→ **What is expected**
A line counts if it contains the word "KNOLL" at least once. State how many such lines the records contain, giving the number alone.
***** Input material *****
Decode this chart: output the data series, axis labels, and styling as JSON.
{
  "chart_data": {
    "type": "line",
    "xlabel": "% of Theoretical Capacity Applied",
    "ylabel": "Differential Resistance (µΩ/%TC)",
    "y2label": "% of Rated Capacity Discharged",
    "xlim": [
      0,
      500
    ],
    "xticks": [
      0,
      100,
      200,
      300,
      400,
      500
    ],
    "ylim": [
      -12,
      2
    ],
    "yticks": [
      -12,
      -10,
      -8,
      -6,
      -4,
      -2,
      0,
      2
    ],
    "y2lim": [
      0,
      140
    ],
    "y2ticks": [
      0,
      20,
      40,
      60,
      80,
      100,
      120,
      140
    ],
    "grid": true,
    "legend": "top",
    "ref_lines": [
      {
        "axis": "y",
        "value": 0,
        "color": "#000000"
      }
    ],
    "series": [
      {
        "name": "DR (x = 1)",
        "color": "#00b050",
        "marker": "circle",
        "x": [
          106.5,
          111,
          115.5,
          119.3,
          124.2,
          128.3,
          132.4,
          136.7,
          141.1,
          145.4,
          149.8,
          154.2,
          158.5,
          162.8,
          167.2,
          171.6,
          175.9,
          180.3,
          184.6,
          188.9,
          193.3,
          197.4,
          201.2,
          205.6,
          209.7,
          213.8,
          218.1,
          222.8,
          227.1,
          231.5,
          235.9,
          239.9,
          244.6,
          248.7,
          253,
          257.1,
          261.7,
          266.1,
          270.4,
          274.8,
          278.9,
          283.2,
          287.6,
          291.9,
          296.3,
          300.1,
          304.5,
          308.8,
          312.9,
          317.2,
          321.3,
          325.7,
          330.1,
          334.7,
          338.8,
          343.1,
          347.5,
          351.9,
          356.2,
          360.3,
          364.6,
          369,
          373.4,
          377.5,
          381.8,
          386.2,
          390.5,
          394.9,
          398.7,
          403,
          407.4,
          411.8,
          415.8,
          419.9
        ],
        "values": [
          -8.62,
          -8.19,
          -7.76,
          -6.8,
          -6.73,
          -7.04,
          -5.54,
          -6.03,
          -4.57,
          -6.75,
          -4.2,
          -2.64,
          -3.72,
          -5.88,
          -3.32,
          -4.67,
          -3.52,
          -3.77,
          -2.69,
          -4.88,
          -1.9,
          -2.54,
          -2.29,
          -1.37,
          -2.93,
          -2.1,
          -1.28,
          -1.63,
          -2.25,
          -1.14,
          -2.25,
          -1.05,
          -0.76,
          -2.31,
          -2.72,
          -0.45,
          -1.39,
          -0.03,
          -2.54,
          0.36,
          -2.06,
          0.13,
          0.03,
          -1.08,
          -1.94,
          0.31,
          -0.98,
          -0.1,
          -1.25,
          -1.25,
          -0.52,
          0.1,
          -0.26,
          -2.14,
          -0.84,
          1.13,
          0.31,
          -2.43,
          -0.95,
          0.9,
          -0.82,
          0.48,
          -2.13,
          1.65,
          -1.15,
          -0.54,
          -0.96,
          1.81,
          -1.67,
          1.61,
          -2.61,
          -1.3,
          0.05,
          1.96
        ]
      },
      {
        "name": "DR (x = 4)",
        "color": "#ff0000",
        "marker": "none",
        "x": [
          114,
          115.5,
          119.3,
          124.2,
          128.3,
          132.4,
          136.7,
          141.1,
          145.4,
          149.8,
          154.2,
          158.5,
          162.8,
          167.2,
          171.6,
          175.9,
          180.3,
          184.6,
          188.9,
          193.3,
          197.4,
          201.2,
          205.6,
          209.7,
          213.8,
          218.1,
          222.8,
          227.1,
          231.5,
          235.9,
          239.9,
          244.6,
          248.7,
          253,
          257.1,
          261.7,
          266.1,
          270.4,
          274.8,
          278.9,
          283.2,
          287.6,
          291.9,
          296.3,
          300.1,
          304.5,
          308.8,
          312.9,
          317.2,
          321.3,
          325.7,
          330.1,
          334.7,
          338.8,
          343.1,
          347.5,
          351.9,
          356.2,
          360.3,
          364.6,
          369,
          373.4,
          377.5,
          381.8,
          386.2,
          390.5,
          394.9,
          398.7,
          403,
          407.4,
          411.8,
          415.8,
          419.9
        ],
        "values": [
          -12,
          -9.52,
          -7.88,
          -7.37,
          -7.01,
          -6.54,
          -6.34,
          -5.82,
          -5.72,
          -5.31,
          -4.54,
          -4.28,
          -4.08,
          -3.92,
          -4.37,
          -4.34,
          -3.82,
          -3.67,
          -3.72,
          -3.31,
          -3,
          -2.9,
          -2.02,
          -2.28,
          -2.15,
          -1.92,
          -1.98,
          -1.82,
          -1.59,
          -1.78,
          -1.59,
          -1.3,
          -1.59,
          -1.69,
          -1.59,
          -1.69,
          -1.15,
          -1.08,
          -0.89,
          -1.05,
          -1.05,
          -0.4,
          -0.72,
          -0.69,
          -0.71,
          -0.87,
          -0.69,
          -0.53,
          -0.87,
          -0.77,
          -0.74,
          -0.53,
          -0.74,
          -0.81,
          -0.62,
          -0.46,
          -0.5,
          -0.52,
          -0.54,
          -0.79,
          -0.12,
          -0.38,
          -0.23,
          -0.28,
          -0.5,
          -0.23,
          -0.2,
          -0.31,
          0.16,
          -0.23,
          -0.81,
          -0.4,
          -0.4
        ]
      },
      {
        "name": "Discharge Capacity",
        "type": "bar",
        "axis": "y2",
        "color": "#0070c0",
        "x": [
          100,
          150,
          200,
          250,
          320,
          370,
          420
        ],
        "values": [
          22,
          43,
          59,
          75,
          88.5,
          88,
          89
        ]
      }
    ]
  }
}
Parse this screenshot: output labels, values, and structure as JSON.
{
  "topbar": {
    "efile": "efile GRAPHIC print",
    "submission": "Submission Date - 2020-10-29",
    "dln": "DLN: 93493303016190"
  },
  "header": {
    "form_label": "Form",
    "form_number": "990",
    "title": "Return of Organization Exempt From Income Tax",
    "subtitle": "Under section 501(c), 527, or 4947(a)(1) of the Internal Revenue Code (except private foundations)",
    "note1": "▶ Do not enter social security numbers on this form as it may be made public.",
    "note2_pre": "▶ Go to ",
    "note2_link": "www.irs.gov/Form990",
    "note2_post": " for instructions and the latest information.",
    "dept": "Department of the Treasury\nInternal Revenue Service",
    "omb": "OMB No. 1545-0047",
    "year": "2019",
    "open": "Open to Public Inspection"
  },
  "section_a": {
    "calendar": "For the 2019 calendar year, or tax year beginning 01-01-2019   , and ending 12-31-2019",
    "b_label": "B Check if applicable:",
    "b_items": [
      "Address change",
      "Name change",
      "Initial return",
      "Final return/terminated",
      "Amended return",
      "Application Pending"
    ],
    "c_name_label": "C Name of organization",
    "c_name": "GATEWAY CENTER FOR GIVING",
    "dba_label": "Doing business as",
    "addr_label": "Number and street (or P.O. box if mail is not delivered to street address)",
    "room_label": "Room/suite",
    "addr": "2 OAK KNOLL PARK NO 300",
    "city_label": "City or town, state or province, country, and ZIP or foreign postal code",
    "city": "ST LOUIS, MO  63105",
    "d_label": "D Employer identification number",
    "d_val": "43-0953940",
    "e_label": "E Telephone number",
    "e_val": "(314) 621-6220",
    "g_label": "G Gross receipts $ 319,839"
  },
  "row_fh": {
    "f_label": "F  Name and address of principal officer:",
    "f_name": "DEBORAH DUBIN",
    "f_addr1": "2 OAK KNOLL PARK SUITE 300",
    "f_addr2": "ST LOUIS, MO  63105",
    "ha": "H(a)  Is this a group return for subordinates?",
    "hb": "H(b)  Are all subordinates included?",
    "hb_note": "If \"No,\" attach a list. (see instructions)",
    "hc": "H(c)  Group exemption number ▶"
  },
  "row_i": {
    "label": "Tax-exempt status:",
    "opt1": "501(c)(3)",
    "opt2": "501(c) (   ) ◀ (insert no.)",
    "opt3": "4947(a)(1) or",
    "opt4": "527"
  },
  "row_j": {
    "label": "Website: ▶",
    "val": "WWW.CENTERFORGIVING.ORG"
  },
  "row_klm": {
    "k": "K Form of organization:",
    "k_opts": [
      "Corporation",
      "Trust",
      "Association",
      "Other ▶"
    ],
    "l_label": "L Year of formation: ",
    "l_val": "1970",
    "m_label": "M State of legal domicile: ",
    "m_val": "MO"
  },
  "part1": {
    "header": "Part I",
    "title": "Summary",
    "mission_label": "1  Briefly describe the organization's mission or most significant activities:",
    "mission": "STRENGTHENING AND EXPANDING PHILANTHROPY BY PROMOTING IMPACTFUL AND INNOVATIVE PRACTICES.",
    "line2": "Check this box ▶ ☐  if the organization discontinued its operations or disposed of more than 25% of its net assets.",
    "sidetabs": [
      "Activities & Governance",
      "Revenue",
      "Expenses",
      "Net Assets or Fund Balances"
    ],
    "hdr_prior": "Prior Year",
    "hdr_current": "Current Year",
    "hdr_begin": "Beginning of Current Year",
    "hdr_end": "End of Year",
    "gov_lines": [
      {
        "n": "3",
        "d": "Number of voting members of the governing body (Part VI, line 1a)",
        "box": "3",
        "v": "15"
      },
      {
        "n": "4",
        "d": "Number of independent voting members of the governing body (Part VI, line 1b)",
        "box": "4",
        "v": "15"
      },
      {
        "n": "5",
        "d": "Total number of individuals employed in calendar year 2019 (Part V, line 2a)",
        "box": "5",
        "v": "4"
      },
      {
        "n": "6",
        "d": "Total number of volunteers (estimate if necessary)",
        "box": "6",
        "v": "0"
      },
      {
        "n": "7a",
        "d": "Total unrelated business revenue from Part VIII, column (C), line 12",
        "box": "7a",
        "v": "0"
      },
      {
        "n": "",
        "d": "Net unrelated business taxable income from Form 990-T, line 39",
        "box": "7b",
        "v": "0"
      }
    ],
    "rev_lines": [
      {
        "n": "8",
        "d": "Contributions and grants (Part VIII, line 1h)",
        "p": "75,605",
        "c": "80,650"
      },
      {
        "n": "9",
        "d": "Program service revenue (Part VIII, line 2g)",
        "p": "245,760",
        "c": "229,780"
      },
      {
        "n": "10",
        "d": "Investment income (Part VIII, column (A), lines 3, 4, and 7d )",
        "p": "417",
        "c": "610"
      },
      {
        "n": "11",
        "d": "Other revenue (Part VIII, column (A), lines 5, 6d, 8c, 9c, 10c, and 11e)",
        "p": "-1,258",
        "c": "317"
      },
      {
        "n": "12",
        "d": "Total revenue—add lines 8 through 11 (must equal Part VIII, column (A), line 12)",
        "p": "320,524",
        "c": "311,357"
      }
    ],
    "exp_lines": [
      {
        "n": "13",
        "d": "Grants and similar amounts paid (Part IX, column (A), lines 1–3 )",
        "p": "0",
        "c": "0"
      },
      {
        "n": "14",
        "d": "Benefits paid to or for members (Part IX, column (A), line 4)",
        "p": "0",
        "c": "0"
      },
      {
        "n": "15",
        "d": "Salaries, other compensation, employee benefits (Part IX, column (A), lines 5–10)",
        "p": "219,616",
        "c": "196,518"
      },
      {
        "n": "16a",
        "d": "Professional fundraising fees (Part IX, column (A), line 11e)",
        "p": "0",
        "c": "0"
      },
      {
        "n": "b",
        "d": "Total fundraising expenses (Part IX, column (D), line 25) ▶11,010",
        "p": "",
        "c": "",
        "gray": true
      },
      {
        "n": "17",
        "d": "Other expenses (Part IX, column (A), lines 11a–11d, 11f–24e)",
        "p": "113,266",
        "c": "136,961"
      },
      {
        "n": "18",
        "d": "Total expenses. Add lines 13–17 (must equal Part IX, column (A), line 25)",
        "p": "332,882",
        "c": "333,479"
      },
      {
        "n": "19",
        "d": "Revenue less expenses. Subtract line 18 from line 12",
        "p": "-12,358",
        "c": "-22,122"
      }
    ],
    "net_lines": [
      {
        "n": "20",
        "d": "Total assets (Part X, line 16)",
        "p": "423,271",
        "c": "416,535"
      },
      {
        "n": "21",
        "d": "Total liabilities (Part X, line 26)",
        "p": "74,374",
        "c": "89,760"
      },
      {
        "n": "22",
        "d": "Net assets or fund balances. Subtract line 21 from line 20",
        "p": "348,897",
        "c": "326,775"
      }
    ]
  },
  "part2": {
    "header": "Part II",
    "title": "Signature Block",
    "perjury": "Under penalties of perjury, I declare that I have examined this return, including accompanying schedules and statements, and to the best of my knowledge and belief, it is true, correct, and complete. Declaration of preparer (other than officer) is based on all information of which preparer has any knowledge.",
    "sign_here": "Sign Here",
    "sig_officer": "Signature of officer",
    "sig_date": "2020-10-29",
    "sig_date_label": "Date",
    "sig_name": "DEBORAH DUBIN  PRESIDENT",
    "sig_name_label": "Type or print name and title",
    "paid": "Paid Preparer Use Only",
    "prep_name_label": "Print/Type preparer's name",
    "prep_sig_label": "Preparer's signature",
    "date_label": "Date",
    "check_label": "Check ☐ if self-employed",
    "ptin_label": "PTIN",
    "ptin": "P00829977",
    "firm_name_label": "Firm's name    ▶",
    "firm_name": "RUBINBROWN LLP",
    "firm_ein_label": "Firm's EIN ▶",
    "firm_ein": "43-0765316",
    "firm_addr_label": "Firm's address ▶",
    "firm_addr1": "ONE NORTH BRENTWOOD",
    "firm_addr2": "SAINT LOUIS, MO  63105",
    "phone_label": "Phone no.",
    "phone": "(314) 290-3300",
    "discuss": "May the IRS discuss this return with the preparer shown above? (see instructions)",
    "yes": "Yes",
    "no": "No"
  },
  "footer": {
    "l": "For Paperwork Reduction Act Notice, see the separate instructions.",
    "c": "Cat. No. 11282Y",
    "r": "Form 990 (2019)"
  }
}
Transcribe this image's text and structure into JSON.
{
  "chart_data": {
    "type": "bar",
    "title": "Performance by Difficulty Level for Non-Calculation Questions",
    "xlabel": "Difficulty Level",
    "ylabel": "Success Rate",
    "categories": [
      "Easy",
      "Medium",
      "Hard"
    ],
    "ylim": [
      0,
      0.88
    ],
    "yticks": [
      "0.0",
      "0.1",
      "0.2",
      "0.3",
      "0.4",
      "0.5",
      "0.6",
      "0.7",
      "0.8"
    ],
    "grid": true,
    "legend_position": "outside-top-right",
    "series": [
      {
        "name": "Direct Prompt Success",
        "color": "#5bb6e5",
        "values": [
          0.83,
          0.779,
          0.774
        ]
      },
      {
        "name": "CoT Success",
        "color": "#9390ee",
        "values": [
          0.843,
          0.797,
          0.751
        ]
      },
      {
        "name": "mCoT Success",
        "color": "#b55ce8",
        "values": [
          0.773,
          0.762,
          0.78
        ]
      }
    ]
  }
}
*****
→ **The output**
2